* _Problem details_
Count the lines that hold the string "levő". Reply with the number alone.

* _Task material_
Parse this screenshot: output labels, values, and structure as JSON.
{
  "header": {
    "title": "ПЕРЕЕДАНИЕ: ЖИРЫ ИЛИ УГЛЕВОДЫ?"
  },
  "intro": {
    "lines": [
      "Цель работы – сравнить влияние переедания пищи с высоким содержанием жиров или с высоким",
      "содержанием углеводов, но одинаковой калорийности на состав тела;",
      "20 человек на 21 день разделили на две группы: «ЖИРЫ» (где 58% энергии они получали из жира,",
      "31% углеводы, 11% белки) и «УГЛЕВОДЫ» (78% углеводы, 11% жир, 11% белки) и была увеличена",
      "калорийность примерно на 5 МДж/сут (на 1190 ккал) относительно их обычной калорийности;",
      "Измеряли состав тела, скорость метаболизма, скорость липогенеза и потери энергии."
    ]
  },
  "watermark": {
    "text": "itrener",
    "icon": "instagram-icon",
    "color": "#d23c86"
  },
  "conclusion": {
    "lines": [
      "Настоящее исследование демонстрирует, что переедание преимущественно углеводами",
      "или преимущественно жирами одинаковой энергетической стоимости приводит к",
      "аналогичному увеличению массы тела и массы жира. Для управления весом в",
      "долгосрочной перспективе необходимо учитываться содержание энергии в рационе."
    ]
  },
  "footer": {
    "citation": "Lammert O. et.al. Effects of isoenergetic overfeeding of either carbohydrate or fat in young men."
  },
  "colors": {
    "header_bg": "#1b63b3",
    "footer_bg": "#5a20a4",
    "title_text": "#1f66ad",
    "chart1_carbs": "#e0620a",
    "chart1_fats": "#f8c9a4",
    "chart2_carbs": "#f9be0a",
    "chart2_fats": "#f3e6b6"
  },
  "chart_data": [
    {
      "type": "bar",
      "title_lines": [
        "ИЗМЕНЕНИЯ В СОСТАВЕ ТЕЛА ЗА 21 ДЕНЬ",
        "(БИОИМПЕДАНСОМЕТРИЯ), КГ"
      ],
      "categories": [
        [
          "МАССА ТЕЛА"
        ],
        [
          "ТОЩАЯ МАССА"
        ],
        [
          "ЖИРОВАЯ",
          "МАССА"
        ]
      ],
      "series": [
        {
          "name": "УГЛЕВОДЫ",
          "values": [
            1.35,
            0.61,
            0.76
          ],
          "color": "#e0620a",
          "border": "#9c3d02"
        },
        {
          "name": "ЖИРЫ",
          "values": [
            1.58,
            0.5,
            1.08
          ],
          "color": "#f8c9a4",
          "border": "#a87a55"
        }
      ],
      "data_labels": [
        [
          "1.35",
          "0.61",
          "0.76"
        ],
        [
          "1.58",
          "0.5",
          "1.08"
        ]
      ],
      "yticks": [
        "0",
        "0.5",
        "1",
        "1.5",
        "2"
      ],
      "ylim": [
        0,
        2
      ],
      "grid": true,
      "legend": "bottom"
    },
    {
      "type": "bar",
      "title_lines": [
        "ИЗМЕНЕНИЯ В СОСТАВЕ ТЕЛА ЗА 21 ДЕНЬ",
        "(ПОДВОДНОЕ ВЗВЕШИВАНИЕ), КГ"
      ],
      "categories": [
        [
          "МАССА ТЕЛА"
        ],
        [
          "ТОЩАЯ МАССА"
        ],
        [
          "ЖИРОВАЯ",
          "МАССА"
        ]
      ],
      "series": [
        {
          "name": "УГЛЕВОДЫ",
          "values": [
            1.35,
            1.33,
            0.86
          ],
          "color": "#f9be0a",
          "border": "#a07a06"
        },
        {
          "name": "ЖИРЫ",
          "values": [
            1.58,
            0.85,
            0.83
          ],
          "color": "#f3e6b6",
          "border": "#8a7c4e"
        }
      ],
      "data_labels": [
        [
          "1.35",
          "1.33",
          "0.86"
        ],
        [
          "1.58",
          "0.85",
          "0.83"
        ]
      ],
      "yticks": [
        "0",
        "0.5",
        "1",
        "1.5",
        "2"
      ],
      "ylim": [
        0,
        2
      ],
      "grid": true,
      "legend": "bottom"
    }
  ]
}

* * *

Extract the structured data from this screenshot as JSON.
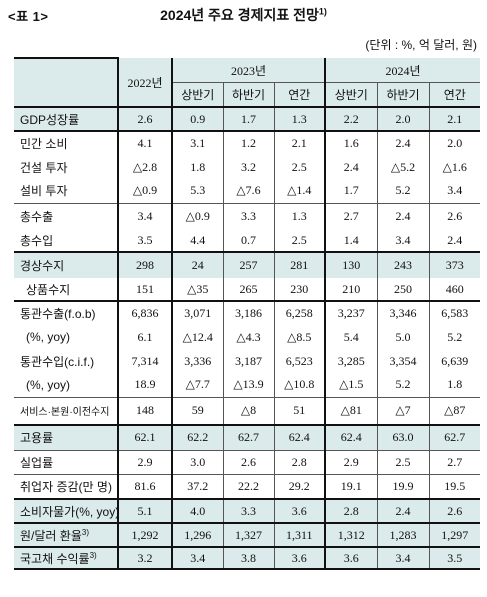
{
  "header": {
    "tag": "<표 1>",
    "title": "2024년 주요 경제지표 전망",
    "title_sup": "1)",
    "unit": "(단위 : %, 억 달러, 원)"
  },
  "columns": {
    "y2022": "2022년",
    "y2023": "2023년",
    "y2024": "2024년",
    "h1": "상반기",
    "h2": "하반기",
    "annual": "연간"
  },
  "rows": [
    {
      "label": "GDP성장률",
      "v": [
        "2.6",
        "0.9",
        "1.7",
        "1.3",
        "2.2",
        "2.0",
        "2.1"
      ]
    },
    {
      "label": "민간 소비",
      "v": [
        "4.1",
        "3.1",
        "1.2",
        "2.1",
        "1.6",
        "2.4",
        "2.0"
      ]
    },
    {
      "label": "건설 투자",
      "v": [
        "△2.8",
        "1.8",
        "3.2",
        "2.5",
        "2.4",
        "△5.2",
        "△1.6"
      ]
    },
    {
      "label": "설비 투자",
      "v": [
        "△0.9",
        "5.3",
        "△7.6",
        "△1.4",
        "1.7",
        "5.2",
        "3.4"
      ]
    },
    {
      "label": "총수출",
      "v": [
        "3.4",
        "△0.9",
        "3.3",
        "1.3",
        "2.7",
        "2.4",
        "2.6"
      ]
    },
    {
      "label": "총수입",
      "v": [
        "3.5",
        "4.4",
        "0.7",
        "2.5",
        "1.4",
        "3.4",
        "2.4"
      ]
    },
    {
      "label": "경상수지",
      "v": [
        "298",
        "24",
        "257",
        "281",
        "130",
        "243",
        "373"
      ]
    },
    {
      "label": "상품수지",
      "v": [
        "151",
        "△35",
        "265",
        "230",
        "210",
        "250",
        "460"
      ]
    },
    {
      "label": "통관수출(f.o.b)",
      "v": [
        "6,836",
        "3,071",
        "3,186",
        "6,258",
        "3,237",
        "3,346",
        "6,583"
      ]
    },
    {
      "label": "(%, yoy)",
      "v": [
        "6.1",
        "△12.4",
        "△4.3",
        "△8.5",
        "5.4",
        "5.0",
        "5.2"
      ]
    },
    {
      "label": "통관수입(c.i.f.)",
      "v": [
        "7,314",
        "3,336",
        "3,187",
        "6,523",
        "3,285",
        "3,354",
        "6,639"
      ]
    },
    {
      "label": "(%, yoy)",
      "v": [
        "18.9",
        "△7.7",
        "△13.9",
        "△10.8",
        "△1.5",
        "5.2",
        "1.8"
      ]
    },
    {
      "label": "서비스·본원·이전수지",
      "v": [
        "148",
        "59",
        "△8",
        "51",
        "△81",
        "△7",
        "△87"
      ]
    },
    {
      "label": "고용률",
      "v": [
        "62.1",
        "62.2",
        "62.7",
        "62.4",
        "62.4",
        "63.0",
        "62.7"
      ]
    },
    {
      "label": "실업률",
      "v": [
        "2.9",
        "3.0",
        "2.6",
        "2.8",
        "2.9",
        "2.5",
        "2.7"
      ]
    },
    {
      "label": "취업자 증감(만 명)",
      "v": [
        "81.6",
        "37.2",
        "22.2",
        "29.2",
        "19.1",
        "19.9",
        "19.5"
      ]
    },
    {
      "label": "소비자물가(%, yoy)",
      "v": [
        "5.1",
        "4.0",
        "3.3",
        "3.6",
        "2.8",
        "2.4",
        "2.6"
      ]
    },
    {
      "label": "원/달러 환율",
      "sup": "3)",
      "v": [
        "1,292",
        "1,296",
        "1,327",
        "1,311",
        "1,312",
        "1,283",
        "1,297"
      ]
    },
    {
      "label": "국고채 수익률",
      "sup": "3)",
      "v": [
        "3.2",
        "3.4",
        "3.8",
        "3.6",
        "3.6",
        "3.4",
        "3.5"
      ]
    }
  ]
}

...

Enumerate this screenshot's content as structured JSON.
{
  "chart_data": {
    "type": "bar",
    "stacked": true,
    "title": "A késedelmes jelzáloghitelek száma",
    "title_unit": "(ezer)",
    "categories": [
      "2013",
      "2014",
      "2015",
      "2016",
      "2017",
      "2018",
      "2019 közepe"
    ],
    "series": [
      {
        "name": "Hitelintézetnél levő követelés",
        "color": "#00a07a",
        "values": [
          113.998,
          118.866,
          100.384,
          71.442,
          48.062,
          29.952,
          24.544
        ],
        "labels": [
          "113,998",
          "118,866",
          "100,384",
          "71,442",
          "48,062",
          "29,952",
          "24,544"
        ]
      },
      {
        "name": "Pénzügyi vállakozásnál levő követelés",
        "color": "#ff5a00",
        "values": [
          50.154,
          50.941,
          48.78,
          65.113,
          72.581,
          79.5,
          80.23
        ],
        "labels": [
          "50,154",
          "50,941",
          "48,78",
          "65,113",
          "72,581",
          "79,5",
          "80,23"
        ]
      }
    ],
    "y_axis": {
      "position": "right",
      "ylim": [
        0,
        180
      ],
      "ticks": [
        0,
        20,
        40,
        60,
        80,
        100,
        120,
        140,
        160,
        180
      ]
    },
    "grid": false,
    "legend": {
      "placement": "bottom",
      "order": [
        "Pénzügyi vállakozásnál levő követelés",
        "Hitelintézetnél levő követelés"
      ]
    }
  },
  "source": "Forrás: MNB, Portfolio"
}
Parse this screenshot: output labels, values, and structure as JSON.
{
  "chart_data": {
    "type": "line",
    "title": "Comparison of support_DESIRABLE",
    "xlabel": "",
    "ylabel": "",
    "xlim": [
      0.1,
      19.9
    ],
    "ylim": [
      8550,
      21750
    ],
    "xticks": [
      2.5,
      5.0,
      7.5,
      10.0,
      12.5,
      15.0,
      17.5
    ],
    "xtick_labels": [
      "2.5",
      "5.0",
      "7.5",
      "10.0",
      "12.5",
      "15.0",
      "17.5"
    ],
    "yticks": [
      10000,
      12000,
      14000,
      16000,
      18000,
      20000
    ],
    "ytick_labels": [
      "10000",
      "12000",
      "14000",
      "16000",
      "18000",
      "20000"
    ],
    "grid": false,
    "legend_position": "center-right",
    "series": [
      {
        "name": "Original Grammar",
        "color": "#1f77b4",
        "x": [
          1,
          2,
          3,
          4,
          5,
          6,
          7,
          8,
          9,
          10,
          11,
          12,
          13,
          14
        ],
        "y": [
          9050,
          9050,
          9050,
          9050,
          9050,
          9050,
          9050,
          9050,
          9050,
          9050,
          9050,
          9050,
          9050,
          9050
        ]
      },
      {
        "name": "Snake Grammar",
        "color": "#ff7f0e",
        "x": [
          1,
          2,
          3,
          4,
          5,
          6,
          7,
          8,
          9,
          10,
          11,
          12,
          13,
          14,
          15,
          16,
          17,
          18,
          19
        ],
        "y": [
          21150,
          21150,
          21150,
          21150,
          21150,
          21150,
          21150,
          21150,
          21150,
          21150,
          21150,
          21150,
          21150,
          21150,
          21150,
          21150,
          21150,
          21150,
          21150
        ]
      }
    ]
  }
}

* _Exercise solution_
4